-------- GIVEN ENTRIES --------
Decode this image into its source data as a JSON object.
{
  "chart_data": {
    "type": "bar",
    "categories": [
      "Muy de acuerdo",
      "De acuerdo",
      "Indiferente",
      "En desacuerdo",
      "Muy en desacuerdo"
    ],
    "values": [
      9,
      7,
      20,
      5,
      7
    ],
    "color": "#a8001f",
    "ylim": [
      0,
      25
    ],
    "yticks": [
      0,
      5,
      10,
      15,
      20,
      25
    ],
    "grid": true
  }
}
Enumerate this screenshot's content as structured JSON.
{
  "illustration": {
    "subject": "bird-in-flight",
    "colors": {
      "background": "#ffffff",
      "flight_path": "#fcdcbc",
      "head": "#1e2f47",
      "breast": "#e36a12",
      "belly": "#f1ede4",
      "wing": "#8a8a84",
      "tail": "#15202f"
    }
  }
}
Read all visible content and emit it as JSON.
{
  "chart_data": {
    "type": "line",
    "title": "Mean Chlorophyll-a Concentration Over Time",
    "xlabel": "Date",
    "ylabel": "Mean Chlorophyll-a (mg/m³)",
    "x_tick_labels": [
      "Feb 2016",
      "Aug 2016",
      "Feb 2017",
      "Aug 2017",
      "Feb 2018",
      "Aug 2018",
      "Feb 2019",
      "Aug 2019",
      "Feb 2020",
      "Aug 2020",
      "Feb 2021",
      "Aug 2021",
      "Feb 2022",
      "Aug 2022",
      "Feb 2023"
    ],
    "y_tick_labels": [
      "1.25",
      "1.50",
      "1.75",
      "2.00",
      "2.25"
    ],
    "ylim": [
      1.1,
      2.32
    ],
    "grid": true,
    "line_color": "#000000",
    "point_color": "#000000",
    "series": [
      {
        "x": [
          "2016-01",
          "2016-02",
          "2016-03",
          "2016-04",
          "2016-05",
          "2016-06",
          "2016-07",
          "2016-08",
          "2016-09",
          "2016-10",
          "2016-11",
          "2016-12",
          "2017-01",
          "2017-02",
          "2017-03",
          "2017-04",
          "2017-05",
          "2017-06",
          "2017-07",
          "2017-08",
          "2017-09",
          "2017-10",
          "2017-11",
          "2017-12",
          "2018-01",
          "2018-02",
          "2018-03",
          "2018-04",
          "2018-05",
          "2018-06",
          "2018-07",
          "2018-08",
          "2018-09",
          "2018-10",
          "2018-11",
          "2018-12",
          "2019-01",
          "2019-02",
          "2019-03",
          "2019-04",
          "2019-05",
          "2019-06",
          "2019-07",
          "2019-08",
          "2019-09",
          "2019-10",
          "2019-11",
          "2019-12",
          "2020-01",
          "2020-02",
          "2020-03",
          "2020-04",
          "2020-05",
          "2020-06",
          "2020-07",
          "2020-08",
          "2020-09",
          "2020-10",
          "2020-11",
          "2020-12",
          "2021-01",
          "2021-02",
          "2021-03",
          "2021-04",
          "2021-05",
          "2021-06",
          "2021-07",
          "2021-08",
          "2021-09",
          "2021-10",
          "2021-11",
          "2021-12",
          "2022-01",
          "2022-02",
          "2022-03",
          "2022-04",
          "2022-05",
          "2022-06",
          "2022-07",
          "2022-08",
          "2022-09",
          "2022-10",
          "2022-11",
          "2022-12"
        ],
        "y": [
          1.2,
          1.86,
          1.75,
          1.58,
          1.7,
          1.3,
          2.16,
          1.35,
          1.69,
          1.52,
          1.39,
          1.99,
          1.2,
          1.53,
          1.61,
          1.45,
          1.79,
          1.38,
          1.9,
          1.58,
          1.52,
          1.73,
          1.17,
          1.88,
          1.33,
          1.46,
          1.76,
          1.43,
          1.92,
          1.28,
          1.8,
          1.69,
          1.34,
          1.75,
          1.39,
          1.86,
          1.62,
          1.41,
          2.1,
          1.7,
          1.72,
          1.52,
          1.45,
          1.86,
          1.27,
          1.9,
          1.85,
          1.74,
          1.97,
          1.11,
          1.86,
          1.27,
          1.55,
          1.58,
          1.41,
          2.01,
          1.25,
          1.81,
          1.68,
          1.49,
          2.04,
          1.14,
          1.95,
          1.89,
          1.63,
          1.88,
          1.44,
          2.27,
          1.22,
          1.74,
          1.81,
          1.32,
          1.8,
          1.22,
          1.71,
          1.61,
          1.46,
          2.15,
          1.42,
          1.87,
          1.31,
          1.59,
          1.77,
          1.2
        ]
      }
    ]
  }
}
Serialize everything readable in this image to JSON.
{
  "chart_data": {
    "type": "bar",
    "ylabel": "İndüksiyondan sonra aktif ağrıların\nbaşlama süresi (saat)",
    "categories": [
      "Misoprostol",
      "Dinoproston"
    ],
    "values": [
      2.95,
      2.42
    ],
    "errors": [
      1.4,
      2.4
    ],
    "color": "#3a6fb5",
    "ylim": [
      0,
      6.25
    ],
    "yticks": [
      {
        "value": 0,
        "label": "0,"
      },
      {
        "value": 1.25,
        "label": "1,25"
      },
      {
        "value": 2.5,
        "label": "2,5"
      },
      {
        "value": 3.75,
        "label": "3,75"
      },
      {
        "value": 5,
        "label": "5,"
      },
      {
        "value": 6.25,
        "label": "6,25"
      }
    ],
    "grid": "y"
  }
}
--------
◆ **SET PROBLEM**: All of the data shown above must be copied exactly.

◆ **SOLVED EXERCISE**:
Decode this image into its source data as a JSON object.
{
  "chart_data": {
    "type": "bar",
    "categories": [
      "Muy de acuerdo",
      "De acuerdo",
      "Indiferente",
      "En desacuerdo",
      "Muy en desacuerdo"
    ],
    "values": [
      9,
      7,
      20,
      5,
      7
    ],
    "color": "#a8001f",
    "ylim": [
      0,
      25
    ],
    "yticks": [
      0,
      5,
      10,
      15,
      20,
      25
    ],
    "grid": true
  }
}
Enumerate this screenshot's content as structured JSON.
{
  "illustration": {
    "subject": "bird-in-flight",
    "colors": {
      "background": "#ffffff",
      "flight_path": "#fcdcbc",
      "head": "#1e2f47",
      "breast": "#e36a12",
      "belly": "#f1ede4",
      "wing": "#8a8a84",
      "tail": "#15202f"
    }
  }
}
Read all visible content and emit it as JSON.
{
  "chart_data": {
    "type": "line",
    "title": "Mean Chlorophyll-a Concentration Over Time",
    "xlabel": "Date",
    "ylabel": "Mean Chlorophyll-a (mg/m³)",
    "x_tick_labels": [
      "Feb 2016",
      "Aug 2016",
      "Feb 2017",
      "Aug 2017",
      "Feb 2018",
      "Aug 2018",
      "Feb 2019",
      "Aug 2019",
      "Feb 2020",
      "Aug 2020",
      "Feb 2021",
      "Aug 2021",
      "Feb 2022",
      "Aug 2022",
      "Feb 2023"
    ],
    "y_tick_labels": [
      "1.25",
      "1.50",
      "1.75",
      "2.00",
      "2.25"
    ],
    "ylim": [
      1.1,
      2.32
    ],
    "grid": true,
    "line_color": "#000000",
    "point_color": "#000000",
    "series": [
      {
        "x": [
          "2016-01",
          "2016-02",
          "2016-03",
          "2016-04",
          "2016-05",
          "2016-06",
          "2016-07",
          "2016-08",
          "2016-09",
          "2016-10",
          "2016-11",
          "2016-12",
          "2017-01",
          "2017-02",
          "2017-03",
          "2017-04",
          "2017-05",
          "2017-06",
          "2017-07",
          "2017-08",
          "2017-09",
          "2017-10",
          "2017-11",
          "2017-12",
          "2018-01",
          "2018-02",
          "2018-03",
          "2018-04",
          "2018-05",
          "2018-06",
          "2018-07",
          "2018-08",
          "2018-09",
          "2018-10",
          "2018-11",
          "2018-12",
          "2019-01",
          "2019-02",
          "2019-03",
          "2019-04",
          "2019-05",
          "2019-06",
          "2019-07",
          "2019-08",
          "2019-09",
          "2019-10",
          "2019-11",
          "2019-12",
          "2020-01",
          "2020-02",
          "2020-03",
          "2020-04",
          "2020-05",
          "2020-06",
          "2020-07",
          "2020-08",
          "2020-09",
          "2020-10",
          "2020-11",
          "2020-12",
          "2021-01",
          "2021-02",
          "2021-03",
          "2021-04",
          "2021-05",
          "2021-06",
          "2021-07",
          "2021-08",
          "2021-09",
          "2021-10",
          "2021-11",
          "2021-12",
          "2022-01",
          "2022-02",
          "2022-03",
          "2022-04",
          "2022-05",
          "2022-06",
          "2022-07",
          "2022-08",
          "2022-09",
          "2022-10",
          "2022-11",
          "2022-12"
        ],
        "y": [
          1.2,
          1.86,
          1.75,
          1.58,
          1.7,
          1.3,
          2.16,
          1.35,
          1.69,
          1.52,
          1.39,
          1.99,
          1.2,
          1.53,
          1.61,
          1.45,
          1.79,
          1.38,
          1.9,
          1.58,
          1.52,
          1.73,
          1.17,
          1.88,
          1.33,
          1.46,
          1.76,
          1.43,
          1.92,
          1.28,
          1.8,
          1.69,
          1.34,
          1.75,
          1.39,
          1.86,
          1.62,
          1.41,
          2.1,
          1.7,
          1.72,
          1.52,
          1.45,
          1.86,
          1.27,
          1.9,
          1.85,
          1.74,
          1.97,
          1.11,
          1.86,
          1.27,
          1.55,
          1.58,
          1.41,
          2.01,
          1.25,
          1.81,
          1.68,
          1.49,
          2.04,
          1.14,
          1.95,
          1.89,
          1.63,
          1.88,
          1.44,
          2.27,
          1.22,
          1.74,
          1.81,
          1.32,
          1.8,
          1.22,
          1.71,
          1.61,
          1.46,
          2.15,
          1.42,
          1.87,
          1.31,
          1.59,
          1.77,
          1.2
        ]
      }
    ]
  }
}
Serialize everything readable in this image to JSON.
{
  "chart_data": {
    "type": "bar",
    "ylabel": "İndüksiyondan sonra aktif ağrıların\nbaşlama süresi (saat)",
    "categories": [
      "Misoprostol",
      "Dinoproston"
    ],
    "values": [
      2.95,
      2.42
    ],
    "errors": [
      1.4,
      2.4
    ],
    "color": "#3a6fb5",
    "ylim": [
      0,
      6.25
    ],
    "yticks": [
      {
        "value": 0,
        "label": "0,"
      },
      {
        "value": 1.25,
        "label": "1,25"
      },
      {
        "value": 2.5,
        "label": "2,5"
      },
      {
        "value": 3.75,
        "label": "3,75"
      },
      {
        "value": 5,
        "label": "5,"
      },
      {
        "value": 6.25,
        "label": "6,25"
      }
    ],
    "grid": "y"
  }
}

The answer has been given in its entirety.